***** Dataset rows *****
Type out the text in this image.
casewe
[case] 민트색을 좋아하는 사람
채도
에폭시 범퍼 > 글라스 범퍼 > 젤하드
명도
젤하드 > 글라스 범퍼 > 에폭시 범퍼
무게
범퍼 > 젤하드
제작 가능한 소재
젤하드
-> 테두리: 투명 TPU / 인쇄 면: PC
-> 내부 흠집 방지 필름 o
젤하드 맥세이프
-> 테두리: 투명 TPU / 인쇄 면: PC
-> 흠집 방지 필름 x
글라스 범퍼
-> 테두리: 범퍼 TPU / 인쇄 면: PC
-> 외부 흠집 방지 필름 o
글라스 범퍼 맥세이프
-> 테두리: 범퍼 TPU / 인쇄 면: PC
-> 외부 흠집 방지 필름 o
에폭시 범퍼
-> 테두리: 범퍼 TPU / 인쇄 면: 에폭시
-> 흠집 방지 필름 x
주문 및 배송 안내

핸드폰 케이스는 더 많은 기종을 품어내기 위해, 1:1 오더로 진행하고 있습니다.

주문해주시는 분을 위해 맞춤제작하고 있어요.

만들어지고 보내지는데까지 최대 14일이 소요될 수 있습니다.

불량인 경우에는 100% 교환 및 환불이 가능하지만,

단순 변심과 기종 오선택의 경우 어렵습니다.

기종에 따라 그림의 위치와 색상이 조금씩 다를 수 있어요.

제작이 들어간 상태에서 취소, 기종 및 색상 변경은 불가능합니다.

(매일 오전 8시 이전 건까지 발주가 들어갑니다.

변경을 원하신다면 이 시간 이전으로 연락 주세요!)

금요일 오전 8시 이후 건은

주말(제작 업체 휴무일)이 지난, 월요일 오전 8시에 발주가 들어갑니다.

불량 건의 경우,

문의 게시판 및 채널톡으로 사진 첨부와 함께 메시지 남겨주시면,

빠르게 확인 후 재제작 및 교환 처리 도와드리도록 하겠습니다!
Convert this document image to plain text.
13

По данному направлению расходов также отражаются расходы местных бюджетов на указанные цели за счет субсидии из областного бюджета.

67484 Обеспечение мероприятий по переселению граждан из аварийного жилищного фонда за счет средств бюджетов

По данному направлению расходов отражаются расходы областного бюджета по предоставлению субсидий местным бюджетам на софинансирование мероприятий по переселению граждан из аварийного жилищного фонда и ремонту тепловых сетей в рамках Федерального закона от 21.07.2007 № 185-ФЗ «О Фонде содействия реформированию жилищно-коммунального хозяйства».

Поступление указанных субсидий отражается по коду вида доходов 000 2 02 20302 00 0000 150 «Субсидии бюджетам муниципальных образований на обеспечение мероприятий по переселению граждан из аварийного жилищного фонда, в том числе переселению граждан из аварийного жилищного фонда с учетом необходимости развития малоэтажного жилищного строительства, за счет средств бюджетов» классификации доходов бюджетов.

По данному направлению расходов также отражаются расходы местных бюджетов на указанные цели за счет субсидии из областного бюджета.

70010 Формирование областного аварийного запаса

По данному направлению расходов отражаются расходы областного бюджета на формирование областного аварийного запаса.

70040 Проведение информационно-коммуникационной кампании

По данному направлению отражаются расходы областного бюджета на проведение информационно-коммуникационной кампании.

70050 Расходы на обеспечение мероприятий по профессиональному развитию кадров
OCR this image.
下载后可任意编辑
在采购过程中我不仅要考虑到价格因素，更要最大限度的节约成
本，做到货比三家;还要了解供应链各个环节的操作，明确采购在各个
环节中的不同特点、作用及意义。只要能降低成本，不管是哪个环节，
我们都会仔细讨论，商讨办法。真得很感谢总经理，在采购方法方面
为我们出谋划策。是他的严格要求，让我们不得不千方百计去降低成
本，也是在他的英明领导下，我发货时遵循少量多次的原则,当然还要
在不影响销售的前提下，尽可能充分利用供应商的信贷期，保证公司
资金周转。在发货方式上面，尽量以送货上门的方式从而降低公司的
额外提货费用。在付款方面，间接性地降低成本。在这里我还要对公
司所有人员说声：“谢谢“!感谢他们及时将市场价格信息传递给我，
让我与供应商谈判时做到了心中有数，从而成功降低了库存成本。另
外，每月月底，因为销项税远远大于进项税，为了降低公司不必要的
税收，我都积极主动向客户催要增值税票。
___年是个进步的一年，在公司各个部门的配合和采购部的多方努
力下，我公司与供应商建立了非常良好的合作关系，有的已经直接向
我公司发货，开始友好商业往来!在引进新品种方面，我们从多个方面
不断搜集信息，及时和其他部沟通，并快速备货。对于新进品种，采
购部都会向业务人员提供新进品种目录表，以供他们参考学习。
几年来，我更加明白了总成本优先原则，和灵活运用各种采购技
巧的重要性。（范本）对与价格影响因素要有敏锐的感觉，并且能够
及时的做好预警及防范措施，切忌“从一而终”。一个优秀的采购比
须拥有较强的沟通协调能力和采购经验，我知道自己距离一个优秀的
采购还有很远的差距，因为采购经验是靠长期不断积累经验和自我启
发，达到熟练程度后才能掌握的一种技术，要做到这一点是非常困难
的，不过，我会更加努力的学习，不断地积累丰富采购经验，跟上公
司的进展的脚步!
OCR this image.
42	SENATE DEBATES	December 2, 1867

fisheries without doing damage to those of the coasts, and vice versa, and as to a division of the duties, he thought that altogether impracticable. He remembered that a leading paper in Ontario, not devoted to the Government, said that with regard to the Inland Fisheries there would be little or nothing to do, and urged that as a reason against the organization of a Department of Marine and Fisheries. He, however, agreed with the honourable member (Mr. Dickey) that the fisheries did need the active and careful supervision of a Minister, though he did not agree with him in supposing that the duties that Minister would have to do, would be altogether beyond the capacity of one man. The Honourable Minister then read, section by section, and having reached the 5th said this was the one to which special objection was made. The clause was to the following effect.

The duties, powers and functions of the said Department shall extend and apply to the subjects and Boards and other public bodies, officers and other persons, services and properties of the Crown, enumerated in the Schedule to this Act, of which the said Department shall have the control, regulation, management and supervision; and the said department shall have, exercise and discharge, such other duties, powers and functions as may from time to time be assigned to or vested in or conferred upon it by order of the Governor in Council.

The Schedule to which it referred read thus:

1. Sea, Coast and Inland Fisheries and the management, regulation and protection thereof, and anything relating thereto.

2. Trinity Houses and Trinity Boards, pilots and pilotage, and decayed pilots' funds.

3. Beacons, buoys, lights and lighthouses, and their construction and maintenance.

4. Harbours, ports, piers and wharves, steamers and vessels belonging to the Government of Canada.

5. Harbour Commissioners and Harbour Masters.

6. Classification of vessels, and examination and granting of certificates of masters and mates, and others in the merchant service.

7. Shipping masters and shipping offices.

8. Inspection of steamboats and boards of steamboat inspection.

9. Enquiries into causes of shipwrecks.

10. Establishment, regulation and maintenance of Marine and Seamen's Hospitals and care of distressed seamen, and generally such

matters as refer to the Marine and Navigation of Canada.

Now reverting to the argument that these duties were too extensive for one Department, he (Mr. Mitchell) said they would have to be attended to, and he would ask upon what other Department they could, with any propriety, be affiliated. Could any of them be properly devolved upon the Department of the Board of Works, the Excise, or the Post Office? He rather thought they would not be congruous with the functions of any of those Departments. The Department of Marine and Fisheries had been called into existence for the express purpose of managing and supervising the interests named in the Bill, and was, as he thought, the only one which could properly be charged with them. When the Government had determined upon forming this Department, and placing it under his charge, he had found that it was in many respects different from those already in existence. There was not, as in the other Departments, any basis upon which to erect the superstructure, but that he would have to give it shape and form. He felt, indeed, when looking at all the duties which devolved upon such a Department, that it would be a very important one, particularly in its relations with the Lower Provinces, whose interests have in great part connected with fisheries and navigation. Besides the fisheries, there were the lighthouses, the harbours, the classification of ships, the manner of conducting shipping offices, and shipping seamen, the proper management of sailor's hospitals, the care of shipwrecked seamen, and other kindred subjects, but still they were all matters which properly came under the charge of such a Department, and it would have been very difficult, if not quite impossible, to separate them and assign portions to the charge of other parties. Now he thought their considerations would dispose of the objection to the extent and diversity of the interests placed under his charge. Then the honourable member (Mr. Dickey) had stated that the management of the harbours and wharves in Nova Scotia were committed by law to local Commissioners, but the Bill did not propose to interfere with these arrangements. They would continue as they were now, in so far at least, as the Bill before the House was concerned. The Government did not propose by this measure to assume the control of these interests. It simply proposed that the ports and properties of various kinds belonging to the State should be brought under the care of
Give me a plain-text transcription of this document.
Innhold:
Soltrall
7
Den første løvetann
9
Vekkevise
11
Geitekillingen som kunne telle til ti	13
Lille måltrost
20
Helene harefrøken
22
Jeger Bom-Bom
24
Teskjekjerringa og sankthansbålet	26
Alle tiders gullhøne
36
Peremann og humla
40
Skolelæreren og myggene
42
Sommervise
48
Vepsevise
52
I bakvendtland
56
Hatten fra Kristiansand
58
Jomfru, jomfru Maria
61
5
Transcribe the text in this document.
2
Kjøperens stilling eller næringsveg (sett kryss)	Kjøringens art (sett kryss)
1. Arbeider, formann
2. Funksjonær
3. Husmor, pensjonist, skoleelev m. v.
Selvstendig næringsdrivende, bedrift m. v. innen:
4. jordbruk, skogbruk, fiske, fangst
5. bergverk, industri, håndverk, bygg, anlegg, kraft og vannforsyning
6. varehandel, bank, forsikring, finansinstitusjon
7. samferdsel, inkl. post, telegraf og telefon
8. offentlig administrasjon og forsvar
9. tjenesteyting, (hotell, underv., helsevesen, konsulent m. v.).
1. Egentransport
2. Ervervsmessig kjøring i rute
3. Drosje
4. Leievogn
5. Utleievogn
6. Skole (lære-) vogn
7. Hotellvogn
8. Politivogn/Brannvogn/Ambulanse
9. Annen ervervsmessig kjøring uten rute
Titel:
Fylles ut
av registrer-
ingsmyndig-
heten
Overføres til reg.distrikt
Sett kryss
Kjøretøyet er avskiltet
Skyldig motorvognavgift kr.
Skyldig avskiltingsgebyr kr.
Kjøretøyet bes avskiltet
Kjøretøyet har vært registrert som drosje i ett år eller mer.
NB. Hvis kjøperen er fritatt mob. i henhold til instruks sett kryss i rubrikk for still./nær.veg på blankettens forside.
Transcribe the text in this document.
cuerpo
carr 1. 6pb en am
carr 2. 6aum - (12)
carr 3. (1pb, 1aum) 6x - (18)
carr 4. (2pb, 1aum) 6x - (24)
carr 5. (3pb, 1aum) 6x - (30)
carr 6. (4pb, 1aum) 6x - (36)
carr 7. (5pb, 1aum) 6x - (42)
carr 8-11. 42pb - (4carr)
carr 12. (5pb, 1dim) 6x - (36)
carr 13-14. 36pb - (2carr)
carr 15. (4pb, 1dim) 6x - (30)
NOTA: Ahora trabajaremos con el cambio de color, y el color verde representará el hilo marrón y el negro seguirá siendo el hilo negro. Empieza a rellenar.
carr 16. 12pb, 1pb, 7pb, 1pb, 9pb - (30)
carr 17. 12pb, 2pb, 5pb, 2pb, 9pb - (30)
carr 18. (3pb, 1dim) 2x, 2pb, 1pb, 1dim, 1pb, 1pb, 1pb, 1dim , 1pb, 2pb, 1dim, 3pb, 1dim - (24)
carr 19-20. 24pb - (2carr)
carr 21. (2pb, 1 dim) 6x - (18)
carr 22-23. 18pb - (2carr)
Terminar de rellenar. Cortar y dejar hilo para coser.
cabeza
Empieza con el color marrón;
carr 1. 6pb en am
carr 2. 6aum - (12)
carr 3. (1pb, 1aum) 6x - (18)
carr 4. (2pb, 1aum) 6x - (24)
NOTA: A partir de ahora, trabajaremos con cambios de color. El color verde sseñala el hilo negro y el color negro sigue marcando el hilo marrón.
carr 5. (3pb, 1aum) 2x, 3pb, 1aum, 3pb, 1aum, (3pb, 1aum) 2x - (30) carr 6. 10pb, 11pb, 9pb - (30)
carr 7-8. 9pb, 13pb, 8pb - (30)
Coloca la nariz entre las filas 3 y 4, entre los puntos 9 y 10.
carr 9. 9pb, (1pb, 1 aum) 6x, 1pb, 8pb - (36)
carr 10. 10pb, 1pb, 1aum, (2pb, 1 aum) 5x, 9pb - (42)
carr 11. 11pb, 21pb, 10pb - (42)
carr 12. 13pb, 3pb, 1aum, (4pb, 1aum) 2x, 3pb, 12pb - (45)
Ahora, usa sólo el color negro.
*****
Written instruction -> Search the listing for the word "plain". Copy every line in which it occurs.

The completed task ->
Convert this document image to plain text.
Give me a plain-text transcription of this document.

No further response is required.